• _READING PASSAGE_

— Begin —

[SAT] Deducing CNF for multi-input XOR function

From Wikipedia I knew a CNF formula for 2-input XOR: \( (\overline{A} \vee \overline{B} \vee C) \wedge (A \vee B \vee C) \wedge (A \vee \overline{B} \vee \overline{C}) \wedge (\overline{A} \vee B \vee \overline{C}) \)

I wanted to generalize it to multi-input XOR. Let's first try to use Wolfram Mathematica's CNF generator. What it will say for 2/3/4/5-input XOR functions?

In[65]:= tbl2=BooleanTable[{a,b,output}->Xor[a,b]==output,{a,b,output}];
In[66]:= BooleanConvert[BooleanFunction[tbl2,{a,b,output}],"CNF"]
Out[66]= 
(! a || ! b || ! output) &&
(! a ||   b ||   output) &&
(  a || ! b ||   output) &&
(  a ||   b || ! output)

In[67]:= tbl3=BooleanTable[{a,b,c,output}->Xor[a,b,c]==output,{a,b,c,output}];
In[68]:= BooleanConvert[BooleanFunction[tbl3,{a,b,c,output}],"CNF"]
Out[68]= 
(! a || ! b || ! c ||   output) &&
(! a || ! b ||   c || ! output) &&
(! a ||   b || ! c || ! output) &&
(! a ||   b ||   c ||   output) &&
(  a || ! b || ! c || ! output) &&
(  a || ! b ||   c ||   output) &&
(  a ||   b || ! c ||   output) &&
(  a ||   b ||   c || ! output)

— End —

• _WHAT IS ASKED_
1/ Translate into French this sentence from the post on CNF for XOR: "I wanted to generalize it to multi-input XOR."
2/ In the listing, rewrite the part that opens with the line containing "redo-icon[interactable]: ↷ xyxy=(110,3,123,15)" and closes with the line containing "uv-loft-surface-icon[interactable]: ◧ xyxy=(186,192,197,203)", putting "srf" in place of "surface" and leaving everything else unchanged.

• _EXTRACTED MATERIAL_
— Begin —

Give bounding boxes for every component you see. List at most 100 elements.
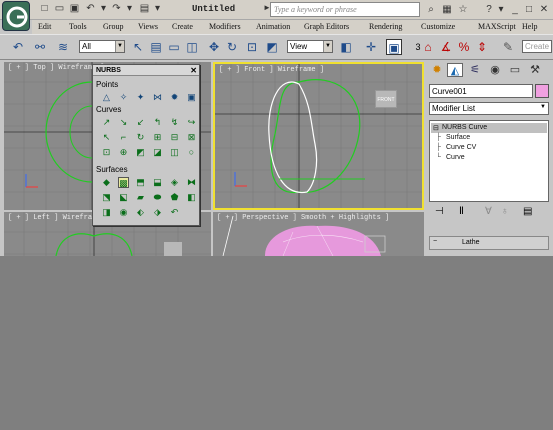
redo-icon[interactable]: ↷ xyxy=(110,3,123,15)
create-surf-curve-point-icon[interactable]: ▣ xyxy=(186,92,197,103)
viewport-perspective[interactable]: [ + ] Perspective ] Smooth + Highlights … xyxy=(213,212,424,256)
save-icon[interactable]: ▣ xyxy=(68,3,81,15)
minimize-icon[interactable]: _ xyxy=(508,3,522,16)
cv-curve-icon[interactable]: ↗ xyxy=(101,117,112,128)
cv-curve-on-surface-icon[interactable]: ◩ xyxy=(135,147,146,158)
scale-icon[interactable]: ⊡ xyxy=(244,39,260,55)
undo-icon[interactable]: ↶ xyxy=(84,3,97,15)
window-crossing-icon[interactable]: ◫ xyxy=(184,39,200,55)
normal-projected-curve-icon[interactable]: ⊡ xyxy=(101,147,112,158)
reference-coordinate-dropdown[interactable]: View ▼ xyxy=(287,40,333,53)
create-offset-point-icon[interactable]: ✧ xyxy=(118,92,129,103)
menu-modifiers[interactable]: Modifiers xyxy=(209,22,241,31)
spinner-snap-icon[interactable]: ⇕ xyxy=(474,39,490,55)
select-object-icon[interactable]: ↖ xyxy=(130,39,146,55)
offset-surface-icon[interactable]: ◈ xyxy=(169,177,180,188)
u-iso-curve-icon[interactable]: ⊟ xyxy=(169,132,180,143)
bind-space-warp-icon[interactable]: ≋ xyxy=(55,39,71,55)
help-dropdown-icon[interactable]: ▾ xyxy=(494,3,508,16)
make-unique-icon[interactable]: ∀ xyxy=(485,206,492,217)
object-color-swatch[interactable] xyxy=(535,84,549,98)
ruled-surface-icon[interactable]: ▰ xyxy=(135,192,146,203)
uv-loft-surface-icon[interactable]: ◧ xyxy=(186,192,197,203)
fillet-surface-icon[interactable]: ↶ xyxy=(169,207,180,218)
surf-surf-intersection-icon[interactable]: ⊞ xyxy=(152,132,163,143)
multicurve-trimmed-surface-icon[interactable]: ⬗ xyxy=(152,207,163,218)
lathe-surface-icon[interactable]: ⬕ xyxy=(118,192,129,203)
one-rail-sweep-icon[interactable]: ◨ xyxy=(101,207,112,218)
show-end-result-icon[interactable]: Ⅱ xyxy=(459,206,464,217)
place-icon[interactable]: ◩ xyxy=(264,39,280,55)
redo-dropdown-icon[interactable]: ▾ xyxy=(123,3,136,15)
search-input[interactable]: Type a keyword or phrase xyxy=(270,2,420,17)
mirror-surface-icon[interactable]: ⧓ xyxy=(186,177,197,188)
fit-curve-icon[interactable]: ↙ xyxy=(135,117,146,128)
viewport-front-label[interactable]: [ + ] Front ] Wireframe ] xyxy=(219,66,324,74)
offset-curve-icon[interactable]: ↪ xyxy=(186,117,197,128)
move-icon[interactable]: ✥ xyxy=(206,39,222,55)
menu-tools[interactable]: Tools xyxy=(69,22,87,31)
select-by-name-icon[interactable]: ▤ xyxy=(148,39,164,55)
menu-views[interactable]: Views xyxy=(138,22,158,31)
mirror-curve-icon[interactable]: ↖ xyxy=(101,132,112,143)
cv-surface-icon[interactable]: ◆ xyxy=(101,177,112,188)
maximize-icon[interactable]: □ xyxy=(522,3,536,16)
display-tab-icon[interactable]: ▭ xyxy=(507,63,523,77)
create-point-icon[interactable]: △ xyxy=(101,92,112,103)
app-logo-button[interactable] xyxy=(2,1,30,31)
close-icon[interactable]: ✕ xyxy=(537,3,551,16)
select-link-icon[interactable]: ⚯ xyxy=(32,39,48,55)
modify-tab-icon[interactable]: ◭ xyxy=(447,63,463,77)
rollout-header[interactable]: − Lathe xyxy=(429,236,549,250)
menu-rendering[interactable]: Rendering xyxy=(369,22,402,31)
viewport-top-label[interactable]: [ + ] Top ] Wireframe ] xyxy=(8,64,105,72)
hierarchy-tab-icon[interactable]: ⚟ xyxy=(467,63,483,77)
two-rail-sweep-icon[interactable]: ◉ xyxy=(118,207,129,218)
stack-item-curve-cv[interactable]: Curve CV xyxy=(446,144,476,151)
motion-tab-icon[interactable]: ◉ xyxy=(487,63,503,77)
menu-help[interactable]: Help xyxy=(522,22,538,31)
object-name-field[interactable]: Curve001 xyxy=(429,84,533,98)
menu-maxscript[interactable]: MAXScript xyxy=(478,22,516,31)
menu-edit[interactable]: Edit xyxy=(38,22,51,31)
edit-named-selection-icon[interactable]: ✎ xyxy=(500,39,516,55)
viewcube[interactable]: FRONT xyxy=(375,90,397,108)
point-surface-icon[interactable]: ▩ xyxy=(118,177,129,188)
project-folder-icon[interactable]: ▤ xyxy=(138,3,151,15)
menu-graph-editors[interactable]: Graph Editors xyxy=(304,22,349,31)
fillet-curve-icon[interactable]: ↻ xyxy=(135,132,146,143)
menu-animation[interactable]: Animation xyxy=(256,22,290,31)
subscription-icon[interactable]: ▦ xyxy=(440,3,454,16)
surface-offset-curve-icon[interactable]: ◫ xyxy=(169,147,180,158)
project-dropdown-icon[interactable]: ▾ xyxy=(151,3,164,15)
v-iso-curve-icon[interactable]: ⊠ xyxy=(186,132,197,143)
chamfer-curve-icon[interactable]: ⌐ xyxy=(118,132,129,143)
u-loft-surface-icon[interactable]: ⬟ xyxy=(169,192,180,203)
transform-curve-icon[interactable]: ↰ xyxy=(152,117,163,128)
viewport-front[interactable]: FRONT [ + ] Front ] Wireframe ] xyxy=(213,62,424,210)
blend-surface-icon[interactable]: ⬓ xyxy=(152,177,163,188)
stack-item-curve[interactable]: Curve xyxy=(446,154,465,161)
keyboard-shortcut-override-icon[interactable]: ▣ xyxy=(386,39,402,55)
open-icon[interactable]: ▭ xyxy=(53,3,66,15)
angle-snap-icon[interactable]: ∡ xyxy=(438,39,454,55)
undo-dropdown-icon[interactable]: ▾ xyxy=(97,3,110,15)
create-surface-point-icon[interactable]: ✹ xyxy=(169,92,180,103)
undo-toolbar-icon[interactable]: ↶ xyxy=(10,39,26,55)
viewport-perspective-label[interactable]: [ + ] Perspective ] Smooth + Highlights … xyxy=(217,214,389,222)
extrude-surface-icon[interactable]: ⬔ xyxy=(101,192,112,203)
multisided-blend-icon[interactable]: ⬖ xyxy=(135,207,146,218)
configure-modifier-sets-icon[interactable]: ▤ xyxy=(523,206,532,217)
rotate-icon[interactable]: ↻ xyxy=(224,39,240,55)
stack-item-nurbs-curve[interactable]: NURBS Curve xyxy=(442,124,487,131)
menu-customize[interactable]: Customize xyxy=(421,22,455,31)
pin-stack-icon[interactable]: ⊣ xyxy=(435,206,444,217)
create-curve-curve-point-icon[interactable]: ⋈ xyxy=(152,92,163,103)
surface-edge-curve-icon[interactable]: ○ xyxy=(186,147,197,158)
binoculars-icon[interactable]: ⌕ xyxy=(424,3,438,16)
menu-create[interactable]: Create xyxy=(172,22,193,31)
select-manipulate-icon[interactable]: ✛ xyxy=(363,39,379,55)
cap-surface-icon[interactable]: ⬬ xyxy=(152,192,163,203)
new-icon[interactable]: □ xyxy=(38,3,51,15)
favorites-star-icon[interactable]: ☆ xyxy=(456,3,470,16)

— End —

• _PROBLEM SOLUTIONS_
1/ Je voulais le généraliser au XOR à entrées multiples.

2/
redo-icon[interactable]: ↷ xyxy=(110,3,123,15)
create-surf-curve-point-icon[interactable]: ▣ xyxy=(186,92,197,103)
viewport-perspective[interactable]: [ + ] Perspective ] Smooth + Highlights … xyxy=(213,212,424,256)
save-icon[interactable]: ▣ xyxy=(68,3,81,15)
minimize-icon[interactable]: _ xyxy=(508,3,522,16)
cv-curve-icon[interactable]: ↗ xyxy=(101,117,112,128)
cv-curve-on-srf-icon[interactable]: ◩ xyxy=(135,147,146,158)
scale-icon[interactable]: ⊡ xyxy=(244,39,260,55)
undo-icon[interactable]: ↶ xyxy=(84,3,97,15)
window-crossing-icon[interactable]: ◫ xyxy=(184,39,200,55)
normal-projected-curve-icon[interactable]: ⊡ xyxy=(101,147,112,158)
reference-coordinate-dropdown[interactable]: View ▼ xyxy=(287,40,333,53)
create-offset-point-icon[interactable]: ✧ xyxy=(118,92,129,103)
menu-modifiers[interactable]: Modifiers xyxy=(209,22,241,31)
spinner-snap-icon[interactable]: ⇕ xyxy=(474,39,490,55)
select-object-icon[interactable]: ↖ xyxy=(130,39,146,55)
offset-srf-icon[interactable]: ◈ xyxy=(169,177,180,188)
u-iso-curve-icon[interactable]: ⊟ xyxy=(169,132,180,143)
bind-space-warp-icon[interactable]: ≋ xyxy=(55,39,71,55)
help-dropdown-icon[interactable]: ▾ xyxy=(494,3,508,16)
make-unique-icon[interactable]: ∀ xyxy=(485,206,492,217)
object-color-swatch[interactable] xyxy=(535,84,549,98)
ruled-srf-icon[interactable]: ▰ xyxy=(135,192,146,203)
uv-loft-srf-icon[interactable]: ◧ xyxy=(186,192,197,203)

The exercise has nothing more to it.